# START OF SUPPLIED MATERIAL

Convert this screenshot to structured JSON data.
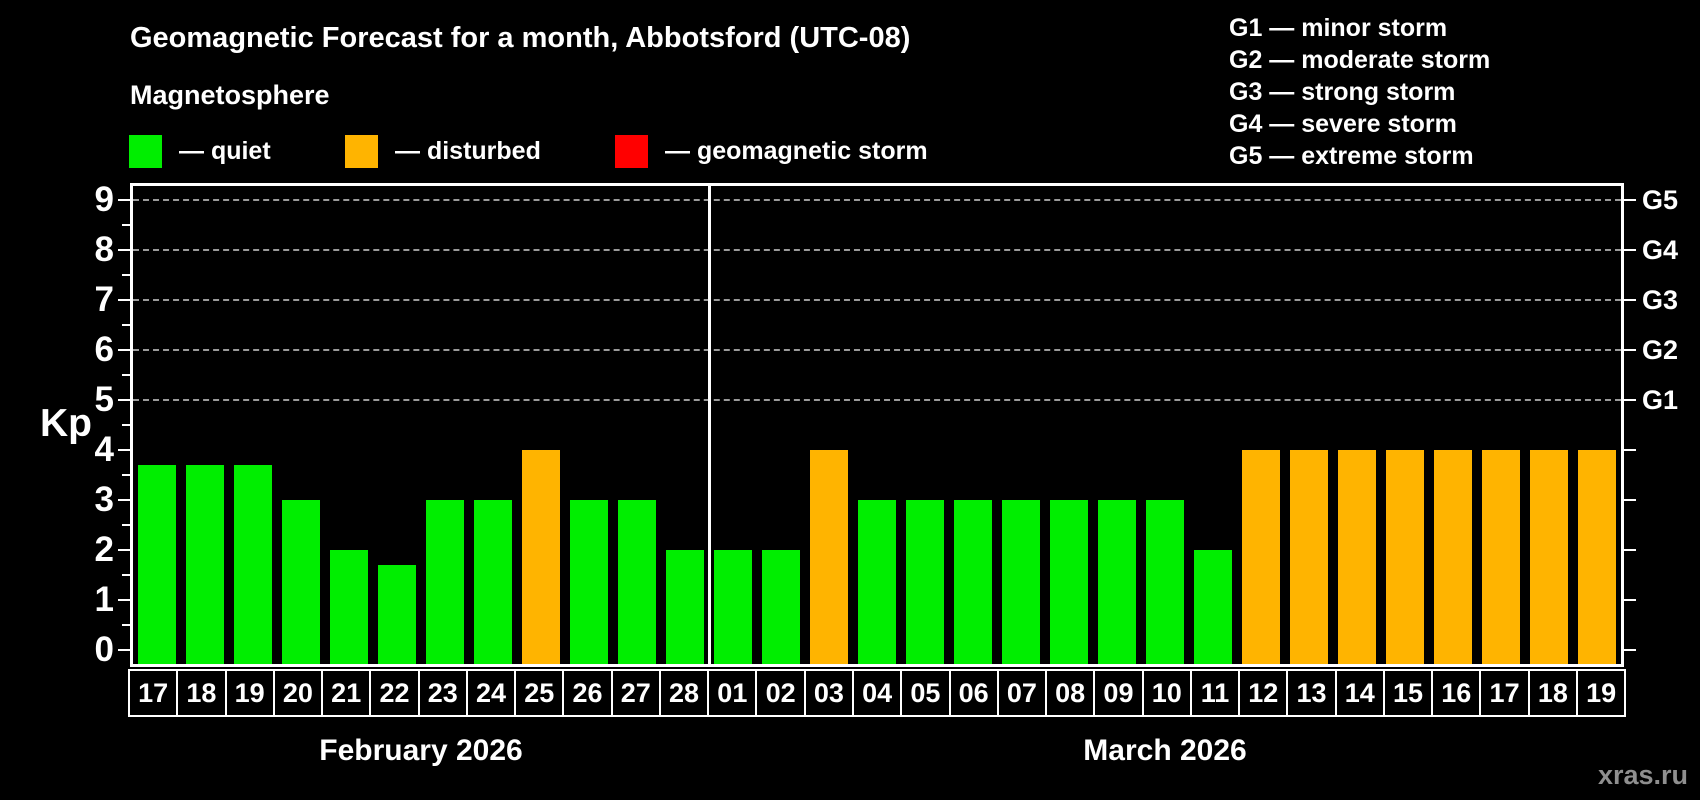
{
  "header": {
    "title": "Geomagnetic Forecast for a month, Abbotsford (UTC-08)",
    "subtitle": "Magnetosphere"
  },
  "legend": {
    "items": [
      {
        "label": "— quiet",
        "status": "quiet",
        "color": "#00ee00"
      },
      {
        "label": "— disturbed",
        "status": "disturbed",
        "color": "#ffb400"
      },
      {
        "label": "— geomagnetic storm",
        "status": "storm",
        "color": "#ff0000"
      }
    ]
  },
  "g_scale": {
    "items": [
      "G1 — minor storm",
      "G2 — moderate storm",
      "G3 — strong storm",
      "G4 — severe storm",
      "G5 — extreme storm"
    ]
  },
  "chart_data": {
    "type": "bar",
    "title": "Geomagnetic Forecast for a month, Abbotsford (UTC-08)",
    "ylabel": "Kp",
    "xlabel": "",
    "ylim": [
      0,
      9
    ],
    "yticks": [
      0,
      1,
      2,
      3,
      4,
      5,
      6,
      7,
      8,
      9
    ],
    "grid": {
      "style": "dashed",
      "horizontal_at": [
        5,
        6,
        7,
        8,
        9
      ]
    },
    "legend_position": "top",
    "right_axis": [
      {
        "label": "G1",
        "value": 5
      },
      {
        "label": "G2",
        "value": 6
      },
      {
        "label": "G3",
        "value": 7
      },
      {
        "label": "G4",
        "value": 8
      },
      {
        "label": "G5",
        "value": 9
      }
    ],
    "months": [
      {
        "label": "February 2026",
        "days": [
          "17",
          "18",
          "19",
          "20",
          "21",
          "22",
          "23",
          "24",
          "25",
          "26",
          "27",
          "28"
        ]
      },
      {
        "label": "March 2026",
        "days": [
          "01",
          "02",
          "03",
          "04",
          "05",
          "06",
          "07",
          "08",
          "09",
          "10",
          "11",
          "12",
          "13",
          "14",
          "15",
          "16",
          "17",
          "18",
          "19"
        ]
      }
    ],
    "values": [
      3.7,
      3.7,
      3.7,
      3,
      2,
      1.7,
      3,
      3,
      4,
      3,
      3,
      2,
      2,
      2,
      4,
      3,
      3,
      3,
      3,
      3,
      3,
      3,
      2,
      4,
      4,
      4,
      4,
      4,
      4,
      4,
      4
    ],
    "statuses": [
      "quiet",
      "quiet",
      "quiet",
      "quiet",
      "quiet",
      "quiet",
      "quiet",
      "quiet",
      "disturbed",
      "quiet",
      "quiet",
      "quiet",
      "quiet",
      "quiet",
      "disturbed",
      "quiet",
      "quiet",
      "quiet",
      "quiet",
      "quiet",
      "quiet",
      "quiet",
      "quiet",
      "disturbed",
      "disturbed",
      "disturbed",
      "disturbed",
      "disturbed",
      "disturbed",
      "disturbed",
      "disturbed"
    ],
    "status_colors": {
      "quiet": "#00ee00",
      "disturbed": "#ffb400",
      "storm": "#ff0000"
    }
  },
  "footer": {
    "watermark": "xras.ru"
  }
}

# END OF SUPPLIED MATERIAL
# START OF SUPPLIED MATERIAL

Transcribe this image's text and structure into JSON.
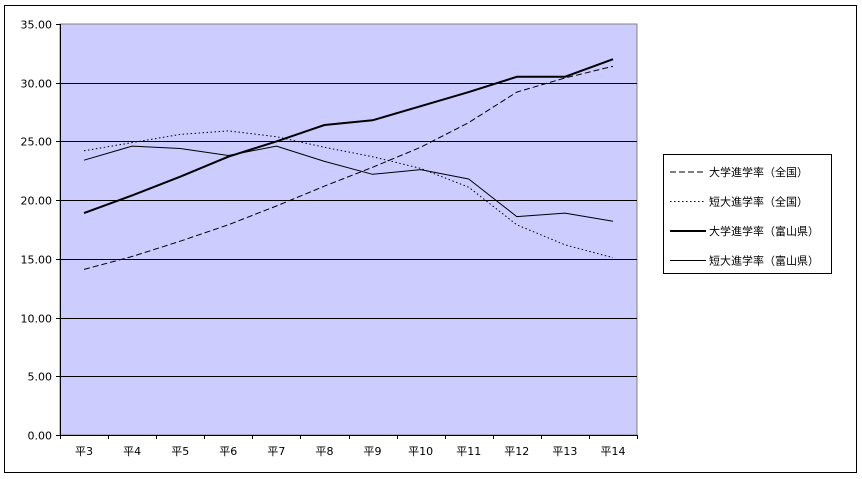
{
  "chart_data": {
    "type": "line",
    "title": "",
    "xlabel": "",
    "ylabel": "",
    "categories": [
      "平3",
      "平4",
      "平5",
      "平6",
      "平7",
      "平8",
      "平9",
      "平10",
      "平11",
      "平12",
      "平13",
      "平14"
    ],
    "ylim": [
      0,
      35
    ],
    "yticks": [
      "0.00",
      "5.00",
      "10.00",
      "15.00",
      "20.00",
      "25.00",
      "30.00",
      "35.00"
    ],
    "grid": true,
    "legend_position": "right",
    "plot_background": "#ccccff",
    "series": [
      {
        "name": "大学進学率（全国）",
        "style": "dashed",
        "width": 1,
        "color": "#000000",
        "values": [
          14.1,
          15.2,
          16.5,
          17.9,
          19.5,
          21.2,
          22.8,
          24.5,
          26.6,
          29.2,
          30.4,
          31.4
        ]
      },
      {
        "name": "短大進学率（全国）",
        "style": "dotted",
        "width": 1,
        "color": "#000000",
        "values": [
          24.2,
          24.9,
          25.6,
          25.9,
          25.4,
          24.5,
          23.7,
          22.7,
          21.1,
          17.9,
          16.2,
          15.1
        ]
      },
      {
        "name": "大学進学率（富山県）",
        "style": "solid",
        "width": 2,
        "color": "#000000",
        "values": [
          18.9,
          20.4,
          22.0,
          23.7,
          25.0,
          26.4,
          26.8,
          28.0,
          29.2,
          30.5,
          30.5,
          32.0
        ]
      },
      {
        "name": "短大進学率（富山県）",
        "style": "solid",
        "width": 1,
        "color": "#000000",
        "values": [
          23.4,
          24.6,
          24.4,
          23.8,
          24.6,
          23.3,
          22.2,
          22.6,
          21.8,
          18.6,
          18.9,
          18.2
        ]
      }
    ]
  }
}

# END OF SUPPLIED MATERIAL
# START OF SUPPLIED MATERIAL

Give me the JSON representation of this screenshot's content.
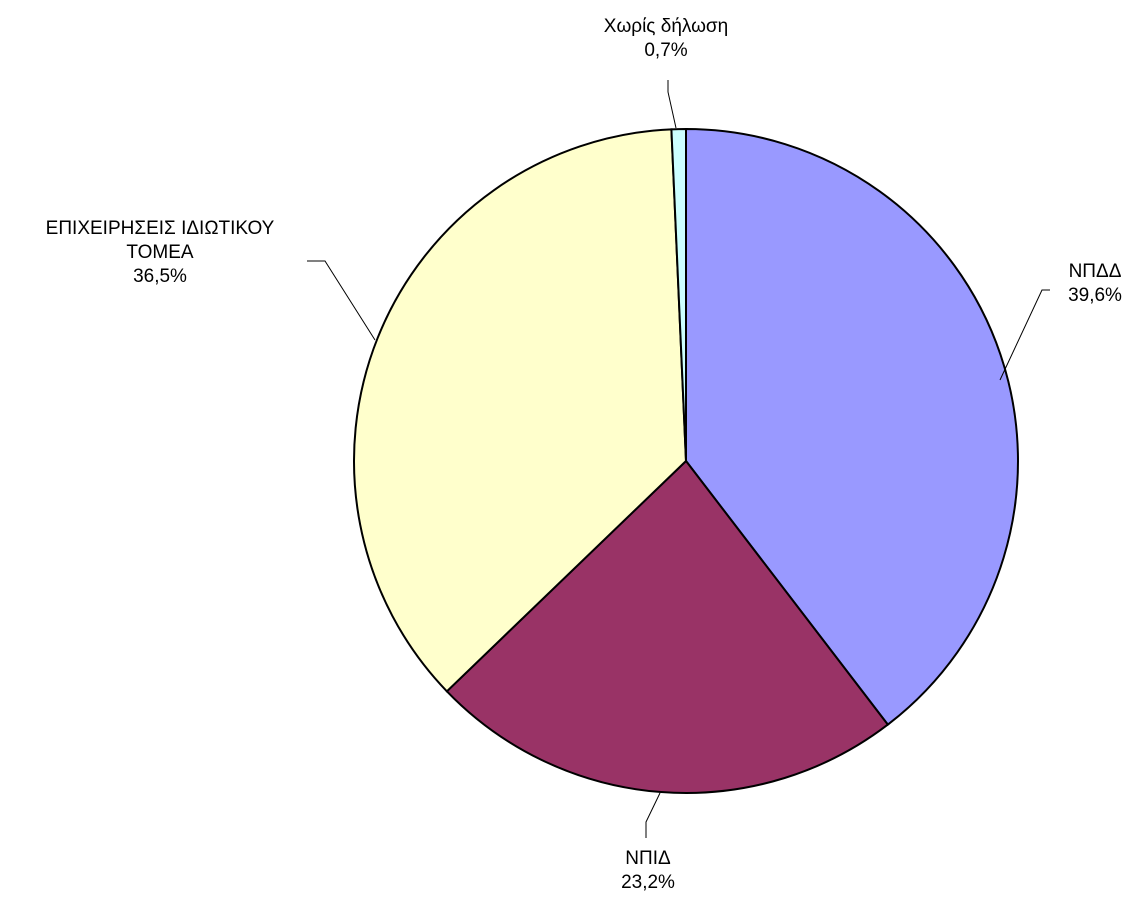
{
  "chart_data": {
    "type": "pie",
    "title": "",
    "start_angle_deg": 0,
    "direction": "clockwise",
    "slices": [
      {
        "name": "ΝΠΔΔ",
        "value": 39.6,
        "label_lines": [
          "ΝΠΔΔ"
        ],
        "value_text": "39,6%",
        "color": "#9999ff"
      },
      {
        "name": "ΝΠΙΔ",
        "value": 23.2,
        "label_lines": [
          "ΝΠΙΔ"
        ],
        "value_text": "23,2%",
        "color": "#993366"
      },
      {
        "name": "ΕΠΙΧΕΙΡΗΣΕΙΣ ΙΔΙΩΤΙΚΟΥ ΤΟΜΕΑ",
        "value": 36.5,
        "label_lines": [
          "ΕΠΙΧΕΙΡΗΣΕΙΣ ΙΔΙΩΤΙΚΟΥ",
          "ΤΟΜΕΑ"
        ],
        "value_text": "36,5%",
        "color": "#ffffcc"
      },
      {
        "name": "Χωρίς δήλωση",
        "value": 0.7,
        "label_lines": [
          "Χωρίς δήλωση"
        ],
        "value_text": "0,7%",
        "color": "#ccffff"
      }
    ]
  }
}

# END OF SUPPLIED MATERIAL

Using the records above, list each line that includes "screenshot".

**CORRECT ANSWER:**
Convert this screenshot to structured JSON data.
Give me the JSON representation of this screenshot's content.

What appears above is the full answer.